▸ Stated goal: Sort through the entries below and pull out lines containing the word "Model".

▸ Input:

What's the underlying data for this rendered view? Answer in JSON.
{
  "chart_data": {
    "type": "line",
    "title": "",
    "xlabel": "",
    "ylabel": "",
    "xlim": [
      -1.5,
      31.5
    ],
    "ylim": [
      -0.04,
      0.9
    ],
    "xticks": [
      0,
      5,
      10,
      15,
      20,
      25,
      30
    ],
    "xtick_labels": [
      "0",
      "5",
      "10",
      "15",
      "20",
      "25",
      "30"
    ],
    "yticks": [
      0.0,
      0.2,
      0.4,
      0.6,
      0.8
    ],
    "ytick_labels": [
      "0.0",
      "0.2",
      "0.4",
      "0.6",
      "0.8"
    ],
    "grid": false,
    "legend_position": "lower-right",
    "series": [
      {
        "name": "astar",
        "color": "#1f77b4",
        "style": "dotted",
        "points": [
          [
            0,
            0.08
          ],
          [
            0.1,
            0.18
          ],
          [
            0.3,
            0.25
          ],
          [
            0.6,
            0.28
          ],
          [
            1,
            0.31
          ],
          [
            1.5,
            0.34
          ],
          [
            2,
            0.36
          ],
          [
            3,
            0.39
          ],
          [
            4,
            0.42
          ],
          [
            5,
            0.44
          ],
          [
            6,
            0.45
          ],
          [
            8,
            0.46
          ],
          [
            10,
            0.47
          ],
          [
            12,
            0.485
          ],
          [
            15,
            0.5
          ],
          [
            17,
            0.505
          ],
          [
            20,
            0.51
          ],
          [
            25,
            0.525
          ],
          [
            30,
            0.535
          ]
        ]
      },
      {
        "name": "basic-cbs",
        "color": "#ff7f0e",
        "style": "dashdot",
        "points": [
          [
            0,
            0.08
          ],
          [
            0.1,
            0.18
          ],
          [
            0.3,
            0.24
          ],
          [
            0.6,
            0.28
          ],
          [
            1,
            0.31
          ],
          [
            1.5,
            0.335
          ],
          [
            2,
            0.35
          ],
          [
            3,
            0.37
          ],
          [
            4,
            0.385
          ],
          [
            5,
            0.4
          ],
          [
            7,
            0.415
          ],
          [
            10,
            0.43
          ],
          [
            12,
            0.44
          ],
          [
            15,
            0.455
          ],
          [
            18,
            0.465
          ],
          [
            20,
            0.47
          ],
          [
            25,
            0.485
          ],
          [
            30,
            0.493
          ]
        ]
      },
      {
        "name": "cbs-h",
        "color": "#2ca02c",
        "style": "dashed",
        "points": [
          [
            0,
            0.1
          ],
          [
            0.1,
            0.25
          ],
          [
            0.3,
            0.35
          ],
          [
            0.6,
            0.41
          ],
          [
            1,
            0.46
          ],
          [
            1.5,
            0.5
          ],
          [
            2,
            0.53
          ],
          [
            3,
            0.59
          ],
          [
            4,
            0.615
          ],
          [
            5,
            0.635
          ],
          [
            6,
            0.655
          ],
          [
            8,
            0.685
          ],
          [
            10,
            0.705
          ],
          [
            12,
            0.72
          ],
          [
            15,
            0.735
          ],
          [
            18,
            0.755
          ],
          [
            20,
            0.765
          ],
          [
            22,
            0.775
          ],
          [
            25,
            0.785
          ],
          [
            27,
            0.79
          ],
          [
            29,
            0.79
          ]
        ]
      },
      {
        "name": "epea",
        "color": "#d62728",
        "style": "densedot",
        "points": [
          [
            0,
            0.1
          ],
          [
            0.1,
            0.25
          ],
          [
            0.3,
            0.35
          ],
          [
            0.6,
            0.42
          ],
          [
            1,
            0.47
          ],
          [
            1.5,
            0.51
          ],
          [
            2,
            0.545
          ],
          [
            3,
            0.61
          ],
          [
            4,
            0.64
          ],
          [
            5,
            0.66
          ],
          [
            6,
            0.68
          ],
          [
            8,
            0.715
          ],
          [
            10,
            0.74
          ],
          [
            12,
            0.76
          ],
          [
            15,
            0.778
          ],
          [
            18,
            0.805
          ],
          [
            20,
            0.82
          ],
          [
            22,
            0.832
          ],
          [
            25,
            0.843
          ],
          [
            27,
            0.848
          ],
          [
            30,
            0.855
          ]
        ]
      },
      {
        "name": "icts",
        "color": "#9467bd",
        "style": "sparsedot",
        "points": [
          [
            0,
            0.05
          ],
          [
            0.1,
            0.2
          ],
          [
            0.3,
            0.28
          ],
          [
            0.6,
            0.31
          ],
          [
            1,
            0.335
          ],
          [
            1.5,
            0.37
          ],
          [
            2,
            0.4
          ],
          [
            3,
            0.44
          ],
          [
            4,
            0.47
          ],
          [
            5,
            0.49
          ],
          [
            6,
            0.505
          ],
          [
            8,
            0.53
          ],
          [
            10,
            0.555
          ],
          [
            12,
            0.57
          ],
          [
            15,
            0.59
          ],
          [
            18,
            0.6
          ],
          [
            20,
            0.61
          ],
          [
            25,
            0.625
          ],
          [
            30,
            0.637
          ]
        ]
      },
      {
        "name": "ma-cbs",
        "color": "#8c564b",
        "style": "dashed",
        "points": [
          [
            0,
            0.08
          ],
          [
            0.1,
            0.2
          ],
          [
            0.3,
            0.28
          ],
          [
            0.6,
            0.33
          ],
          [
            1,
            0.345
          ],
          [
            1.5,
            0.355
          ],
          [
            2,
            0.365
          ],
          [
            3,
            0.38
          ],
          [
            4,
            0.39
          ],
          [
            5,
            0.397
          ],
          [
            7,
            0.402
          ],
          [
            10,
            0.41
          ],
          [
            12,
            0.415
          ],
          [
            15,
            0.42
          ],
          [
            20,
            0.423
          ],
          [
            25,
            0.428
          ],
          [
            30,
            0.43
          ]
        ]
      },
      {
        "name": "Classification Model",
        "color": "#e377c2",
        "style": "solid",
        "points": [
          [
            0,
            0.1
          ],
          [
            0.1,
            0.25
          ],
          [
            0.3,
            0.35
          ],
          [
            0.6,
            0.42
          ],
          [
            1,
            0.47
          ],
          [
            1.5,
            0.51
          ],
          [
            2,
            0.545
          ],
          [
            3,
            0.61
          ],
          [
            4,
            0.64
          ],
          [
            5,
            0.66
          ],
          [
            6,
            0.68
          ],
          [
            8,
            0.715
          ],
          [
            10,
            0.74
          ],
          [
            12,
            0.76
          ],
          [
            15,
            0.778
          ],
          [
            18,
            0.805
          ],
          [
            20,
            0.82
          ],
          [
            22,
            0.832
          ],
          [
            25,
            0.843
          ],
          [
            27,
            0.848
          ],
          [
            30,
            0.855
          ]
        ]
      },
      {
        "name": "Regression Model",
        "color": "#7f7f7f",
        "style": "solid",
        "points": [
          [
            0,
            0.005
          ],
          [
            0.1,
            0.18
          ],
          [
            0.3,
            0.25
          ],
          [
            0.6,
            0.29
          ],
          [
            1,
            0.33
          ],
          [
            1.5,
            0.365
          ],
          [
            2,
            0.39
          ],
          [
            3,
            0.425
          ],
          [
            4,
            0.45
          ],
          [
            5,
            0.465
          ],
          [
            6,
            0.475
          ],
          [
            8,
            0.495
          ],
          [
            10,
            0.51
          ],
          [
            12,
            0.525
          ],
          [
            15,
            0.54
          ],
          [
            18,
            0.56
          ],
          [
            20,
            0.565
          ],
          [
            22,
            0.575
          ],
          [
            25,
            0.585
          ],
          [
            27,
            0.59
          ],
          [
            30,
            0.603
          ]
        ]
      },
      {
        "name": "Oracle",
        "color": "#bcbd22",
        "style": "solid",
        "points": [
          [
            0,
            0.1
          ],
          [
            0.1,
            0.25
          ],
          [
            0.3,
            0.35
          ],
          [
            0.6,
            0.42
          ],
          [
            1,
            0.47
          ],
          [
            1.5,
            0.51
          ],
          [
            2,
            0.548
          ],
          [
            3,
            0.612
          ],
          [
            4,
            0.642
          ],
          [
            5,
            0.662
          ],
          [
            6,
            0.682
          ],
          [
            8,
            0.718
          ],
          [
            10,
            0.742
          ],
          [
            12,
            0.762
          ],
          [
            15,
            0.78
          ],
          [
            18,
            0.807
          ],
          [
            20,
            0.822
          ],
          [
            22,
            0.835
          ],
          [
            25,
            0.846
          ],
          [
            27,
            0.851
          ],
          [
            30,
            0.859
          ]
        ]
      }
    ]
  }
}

▸ Answer for this exercise:
        "name": "Classification Model",
        "name": "Regression Model",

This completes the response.